Problems.
1) Using only the column on the Hillary-Rudy race, decide whether each statement holds: (a) the Clinton campaign planted questions at town hall forums around Iowa; (b) Spitzer has refused to consider withdrawing his driver's license plan; (c) Hillary began her campaign in March. Answer yes or no for each, quoting the deciding words.
2) Copy the column on the Hillary-Rudy race, beginning at the words "But now that" and stopping after "now hurting her.", renaming "Clinton-speak" as "doublespeak".

---------- Passage given

Neither Hillary Nor Rudy Are Guaranteed

By    |   Monday, 12 November 2007 10:19 AM EST

While the so-called mainstream media (MSM) continues to salivate over a potential Hillary-Rudy general election match-up next year, they, as usual, are missing the real story of the race: It is quite likely neither of them will be their party’s nominee next year.

Let us examine the state of the race as of today:

Democrats

Hillary had nine months of almost-constant positive press. Since she began the campaign in February, the MSM has fawned over this supposedly-smartest woman in the world. While Barack Obama and John Edwards faded away a bit, she was afforded non-stop softball coverage.

But now that has changed; he run of good press has reversed. She is now headed into a vortex of negative stories that feed into one another. First came her inability to take a clear stand on Gov. Spitzer’s idiotic plan to give driver's licenses to illegal aliens. (Spitzer, by the way, has come under such attack that he now admits he might withdraw the idea entirely.)

That contretemps morphed into a related problem for Hillary: her constant double-talk, where she takes ambiguous positions on issues and leaves listeners confused over what she just said. This Clinton-speak is her and Bill’s trademark, and it is now hurting her.

The this past weekend came another potentially-defining revelation: the Clinton campaign has been planting questions in her audiences at her town hall forums around Iowa. At least two people have admitted to being approached by Clinton staffers for this purpose.

In Iowa, where the caucus-goers are politically sophisticated, this type of activity could hurt her very badly. It fits into an emerging picture of Hillary as a cold, scripted, unlikeable, manipulative, say-anything candidate. And she is running against two guys, Barack and Edwards, who are all too happy to pound her now that she is in trouble.

--------------------
---------- Available data

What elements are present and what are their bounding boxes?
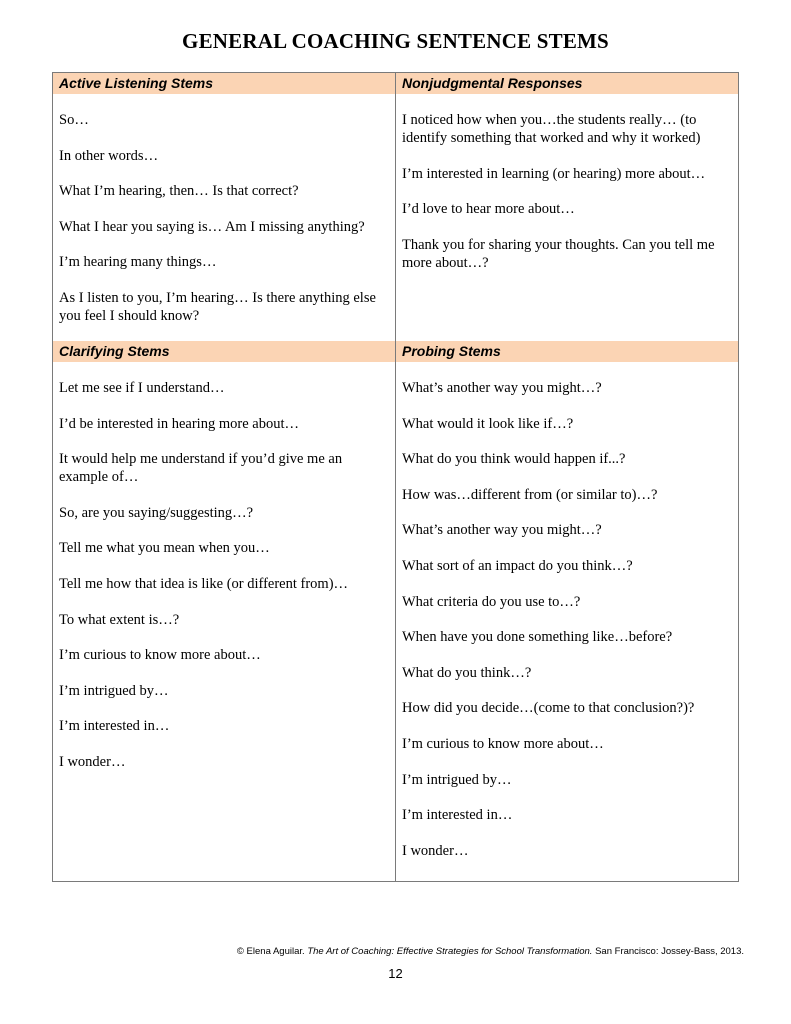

--------------------

Answers provided.
1)
(a) Yes: "the Clinton campaign has been planting questions in her audiences at her town hall forums around Iowa."
(b) No: "he now admits he might withdraw the idea entirely."
(c) No: "Since she began the campaign in February."

2)
But now that has changed; he run of good press has reversed. She is now headed into a vortex of negative stories that feed into one another. First came her inability to take a clear stand on Gov. Spitzer’s idiotic plan to give driver's licenses to illegal aliens. (Spitzer, by the way, has come under such attack that he now admits he might withdraw the idea entirely.)

That contretemps morphed into a related problem for Hillary: her constant double-talk, where she takes ambiguous positions on issues and leaves listeners confused over what she just said. This doublespeak is her and Bill’s trademark, and it is now hurting her.